» Working data
········

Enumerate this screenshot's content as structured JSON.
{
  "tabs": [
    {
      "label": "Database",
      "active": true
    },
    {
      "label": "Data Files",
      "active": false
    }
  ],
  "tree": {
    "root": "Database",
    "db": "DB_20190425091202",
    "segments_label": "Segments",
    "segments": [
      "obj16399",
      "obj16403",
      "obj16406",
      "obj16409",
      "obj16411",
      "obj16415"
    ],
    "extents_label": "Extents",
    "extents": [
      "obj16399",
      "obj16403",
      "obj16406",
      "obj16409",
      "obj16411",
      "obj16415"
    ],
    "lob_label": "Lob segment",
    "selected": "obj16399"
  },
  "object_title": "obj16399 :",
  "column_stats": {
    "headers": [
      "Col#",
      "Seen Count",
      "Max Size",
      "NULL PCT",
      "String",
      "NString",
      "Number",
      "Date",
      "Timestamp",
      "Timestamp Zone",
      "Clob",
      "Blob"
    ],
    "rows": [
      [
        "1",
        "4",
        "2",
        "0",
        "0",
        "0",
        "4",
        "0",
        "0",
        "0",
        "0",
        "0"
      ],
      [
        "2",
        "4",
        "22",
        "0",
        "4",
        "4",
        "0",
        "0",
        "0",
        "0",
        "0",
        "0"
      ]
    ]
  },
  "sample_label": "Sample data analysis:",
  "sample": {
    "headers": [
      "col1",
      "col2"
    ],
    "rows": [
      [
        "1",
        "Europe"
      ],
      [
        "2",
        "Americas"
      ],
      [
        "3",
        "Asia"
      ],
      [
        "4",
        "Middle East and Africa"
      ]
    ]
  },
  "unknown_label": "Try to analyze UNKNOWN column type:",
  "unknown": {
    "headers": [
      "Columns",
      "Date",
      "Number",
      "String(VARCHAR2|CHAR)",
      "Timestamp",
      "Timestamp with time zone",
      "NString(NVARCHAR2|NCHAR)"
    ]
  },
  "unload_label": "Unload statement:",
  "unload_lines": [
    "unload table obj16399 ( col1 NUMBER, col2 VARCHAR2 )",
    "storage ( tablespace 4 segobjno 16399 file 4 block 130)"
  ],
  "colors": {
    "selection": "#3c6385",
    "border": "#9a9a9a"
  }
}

········

» Problem requirements
Nothing in the data may differ; print all of it exactly as written.

» Worked solution
Enumerate this screenshot's content as structured JSON.
{
  "tabs": [
    {
      "label": "Database",
      "active": true
    },
    {
      "label": "Data Files",
      "active": false
    }
  ],
  "tree": {
    "root": "Database",
    "db": "DB_20190425091202",
    "segments_label": "Segments",
    "segments": [
      "obj16399",
      "obj16403",
      "obj16406",
      "obj16409",
      "obj16411",
      "obj16415"
    ],
    "extents_label": "Extents",
    "extents": [
      "obj16399",
      "obj16403",
      "obj16406",
      "obj16409",
      "obj16411",
      "obj16415"
    ],
    "lob_label": "Lob segment",
    "selected": "obj16399"
  },
  "object_title": "obj16399 :",
  "column_stats": {
    "headers": [
      "Col#",
      "Seen Count",
      "Max Size",
      "NULL PCT",
      "String",
      "NString",
      "Number",
      "Date",
      "Timestamp",
      "Timestamp Zone",
      "Clob",
      "Blob"
    ],
    "rows": [
      [
        "1",
        "4",
        "2",
        "0",
        "0",
        "0",
        "4",
        "0",
        "0",
        "0",
        "0",
        "0"
      ],
      [
        "2",
        "4",
        "22",
        "0",
        "4",
        "4",
        "0",
        "0",
        "0",
        "0",
        "0",
        "0"
      ]
    ]
  },
  "sample_label": "Sample data analysis:",
  "sample": {
    "headers": [
      "col1",
      "col2"
    ],
    "rows": [
      [
        "1",
        "Europe"
      ],
      [
        "2",
        "Americas"
      ],
      [
        "3",
        "Asia"
      ],
      [
        "4",
        "Middle East and Africa"
      ]
    ]
  },
  "unknown_label": "Try to analyze UNKNOWN column type:",
  "unknown": {
    "headers": [
      "Columns",
      "Date",
      "Number",
      "String(VARCHAR2|CHAR)",
      "Timestamp",
      "Timestamp with time zone",
      "NString(NVARCHAR2|NCHAR)"
    ]
  },
  "unload_label": "Unload statement:",
  "unload_lines": [
    "unload table obj16399 ( col1 NUMBER, col2 VARCHAR2 )",
    "storage ( tablespace 4 segobjno 16399 file 4 block 130)"
  ],
  "colors": {
    "selection": "#3c6385",
    "border": "#9a9a9a"
  }
}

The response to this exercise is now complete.